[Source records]
-- begin --
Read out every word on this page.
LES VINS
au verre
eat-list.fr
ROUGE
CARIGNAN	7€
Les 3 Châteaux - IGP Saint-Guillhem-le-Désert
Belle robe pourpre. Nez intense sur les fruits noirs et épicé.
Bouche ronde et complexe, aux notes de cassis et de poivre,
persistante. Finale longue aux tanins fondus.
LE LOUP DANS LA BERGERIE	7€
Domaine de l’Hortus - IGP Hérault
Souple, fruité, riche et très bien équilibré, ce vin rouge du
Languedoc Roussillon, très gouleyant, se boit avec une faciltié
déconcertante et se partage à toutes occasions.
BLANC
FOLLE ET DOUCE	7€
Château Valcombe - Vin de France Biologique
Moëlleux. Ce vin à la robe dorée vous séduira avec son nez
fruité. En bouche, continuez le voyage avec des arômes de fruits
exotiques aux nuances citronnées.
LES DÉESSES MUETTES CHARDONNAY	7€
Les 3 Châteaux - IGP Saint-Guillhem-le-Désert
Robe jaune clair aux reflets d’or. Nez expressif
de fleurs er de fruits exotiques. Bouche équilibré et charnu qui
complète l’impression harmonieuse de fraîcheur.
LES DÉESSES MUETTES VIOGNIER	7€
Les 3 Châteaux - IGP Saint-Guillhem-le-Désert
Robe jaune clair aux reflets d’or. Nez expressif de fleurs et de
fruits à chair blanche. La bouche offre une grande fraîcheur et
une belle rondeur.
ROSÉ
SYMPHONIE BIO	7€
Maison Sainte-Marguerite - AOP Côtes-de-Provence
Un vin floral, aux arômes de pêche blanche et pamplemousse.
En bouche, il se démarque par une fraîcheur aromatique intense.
-- end --
Using the entries above, please restate each one word for word.

§ RESULT:
Read out every word on this page.
LES VINS
au verre
eat-list.fr
ROUGE
CARIGNAN	7€
Les 3 Châteaux - IGP Saint-Guillhem-le-Désert
Belle robe pourpre. Nez intense sur les fruits noirs et épicé.
Bouche ronde et complexe, aux notes de cassis et de poivre,
persistante. Finale longue aux tanins fondus.
LE LOUP DANS LA BERGERIE	7€
Domaine de l’Hortus - IGP Hérault
Souple, fruité, riche et très bien équilibré, ce vin rouge du
Languedoc Roussillon, très gouleyant, se boit avec une faciltié
déconcertante et se partage à toutes occasions.
BLANC
FOLLE ET DOUCE	7€
Château Valcombe - Vin de France Biologique
Moëlleux. Ce vin à la robe dorée vous séduira avec son nez
fruité. En bouche, continuez le voyage avec des arômes de fruits
exotiques aux nuances citronnées.
LES DÉESSES MUETTES CHARDONNAY	7€
Les 3 Châteaux - IGP Saint-Guillhem-le-Désert
Robe jaune clair aux reflets d’or. Nez expressif
de fleurs er de fruits exotiques. Bouche équilibré et charnu qui
complète l’impression harmonieuse de fraîcheur.
LES DÉESSES MUETTES VIOGNIER	7€
Les 3 Châteaux - IGP Saint-Guillhem-le-Désert
Robe jaune clair aux reflets d’or. Nez expressif de fleurs et de
fruits à chair blanche. La bouche offre une grande fraîcheur et
une belle rondeur.
ROSÉ
SYMPHONIE BIO	7€
Maison Sainte-Marguerite - AOP Côtes-de-Provence
Un vin floral, aux arômes de pêche blanche et pamplemousse.
En bouche, il se démarque par une fraîcheur aromatique intense.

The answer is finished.